REQUIRED TASK: Only the lines from the one containing "OCR this image." through the last line below should be written out, exactly and with both ends kept.

DATA PROVIDED:
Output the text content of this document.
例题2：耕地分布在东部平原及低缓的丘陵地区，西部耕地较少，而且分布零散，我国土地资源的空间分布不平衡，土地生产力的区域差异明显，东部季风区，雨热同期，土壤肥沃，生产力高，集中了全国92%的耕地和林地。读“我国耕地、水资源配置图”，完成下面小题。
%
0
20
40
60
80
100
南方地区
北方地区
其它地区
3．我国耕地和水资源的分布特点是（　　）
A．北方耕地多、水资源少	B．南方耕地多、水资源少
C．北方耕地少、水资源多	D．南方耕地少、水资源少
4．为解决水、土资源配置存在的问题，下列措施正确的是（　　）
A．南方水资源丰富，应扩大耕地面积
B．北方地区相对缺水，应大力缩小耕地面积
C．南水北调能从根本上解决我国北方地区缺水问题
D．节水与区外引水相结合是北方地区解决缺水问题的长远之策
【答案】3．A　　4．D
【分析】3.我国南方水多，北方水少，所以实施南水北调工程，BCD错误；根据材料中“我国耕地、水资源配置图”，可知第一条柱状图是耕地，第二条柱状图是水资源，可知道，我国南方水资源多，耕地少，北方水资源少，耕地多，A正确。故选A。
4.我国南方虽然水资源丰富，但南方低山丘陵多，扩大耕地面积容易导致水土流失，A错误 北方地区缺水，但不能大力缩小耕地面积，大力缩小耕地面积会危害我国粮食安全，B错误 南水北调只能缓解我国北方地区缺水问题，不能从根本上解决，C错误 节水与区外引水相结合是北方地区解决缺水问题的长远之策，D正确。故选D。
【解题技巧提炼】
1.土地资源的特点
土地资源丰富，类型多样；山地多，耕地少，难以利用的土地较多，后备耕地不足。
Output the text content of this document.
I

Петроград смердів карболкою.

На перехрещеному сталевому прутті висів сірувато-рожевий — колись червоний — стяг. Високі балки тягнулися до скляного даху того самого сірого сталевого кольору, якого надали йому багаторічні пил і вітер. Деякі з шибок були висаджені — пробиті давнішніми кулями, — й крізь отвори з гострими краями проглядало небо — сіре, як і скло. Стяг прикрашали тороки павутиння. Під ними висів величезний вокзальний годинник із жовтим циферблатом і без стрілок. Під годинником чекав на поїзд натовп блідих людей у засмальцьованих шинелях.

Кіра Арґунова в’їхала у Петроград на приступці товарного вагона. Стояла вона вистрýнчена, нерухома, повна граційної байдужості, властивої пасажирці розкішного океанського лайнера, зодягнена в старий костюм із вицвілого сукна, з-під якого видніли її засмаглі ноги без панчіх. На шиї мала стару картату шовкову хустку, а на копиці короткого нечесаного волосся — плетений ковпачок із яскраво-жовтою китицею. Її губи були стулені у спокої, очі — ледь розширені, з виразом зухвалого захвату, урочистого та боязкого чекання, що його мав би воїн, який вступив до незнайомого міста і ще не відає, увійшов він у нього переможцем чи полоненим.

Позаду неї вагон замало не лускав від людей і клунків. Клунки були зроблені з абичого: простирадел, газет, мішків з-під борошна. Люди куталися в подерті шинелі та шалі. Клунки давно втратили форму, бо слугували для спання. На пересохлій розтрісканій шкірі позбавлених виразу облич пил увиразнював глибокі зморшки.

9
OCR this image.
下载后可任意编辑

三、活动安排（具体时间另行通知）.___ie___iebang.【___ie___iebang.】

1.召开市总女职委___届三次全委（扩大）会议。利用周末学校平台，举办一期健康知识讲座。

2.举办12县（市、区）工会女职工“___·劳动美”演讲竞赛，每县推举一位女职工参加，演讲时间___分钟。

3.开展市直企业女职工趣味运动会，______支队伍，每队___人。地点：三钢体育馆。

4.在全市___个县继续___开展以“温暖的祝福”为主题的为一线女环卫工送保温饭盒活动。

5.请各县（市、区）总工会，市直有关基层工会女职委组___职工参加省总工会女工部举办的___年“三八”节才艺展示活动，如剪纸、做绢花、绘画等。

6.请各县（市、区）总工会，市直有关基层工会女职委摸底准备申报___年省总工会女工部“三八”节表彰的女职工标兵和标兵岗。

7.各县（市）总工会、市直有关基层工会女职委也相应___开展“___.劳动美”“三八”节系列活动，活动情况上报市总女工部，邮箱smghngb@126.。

RESULT:
OCR this image.
下载后可任意编辑

三、活动安排（具体时间另行通知）.___ie___iebang.【___ie___iebang.】

1.召开市总女职委___届三次全委（扩大）会议。利用周末学校平台，举办一期健康知识讲座。

2.举办12县（市、区）工会女职工“___·劳动美”演讲竞赛，每县推举一位女职工参加，演讲时间___分钟。

3.开展市直企业女职工趣味运动会，______支队伍，每队___人。地点：三钢体育馆。

4.在全市___个县继续___开展以“温暖的祝福”为主题的为一线女环卫工送保温饭盒活动。

5.请各县（市、区）总工会，市直有关基层工会女职委组___职工参加省总工会女工部举办的___年“三八”节才艺展示活动，如剪纸、做绢花、绘画等。

6.请各县（市、区）总工会，市直有关基层工会女职委摸底准备申报___年省总工会女工部“三八”节表彰的女职工标兵和标兵岗。

7.各县（市）总工会、市直有关基层工会女职委也相应___开展“___.劳动美”“三八”节系列活动，活动情况上报市总女工部，邮箱smghngb@126.。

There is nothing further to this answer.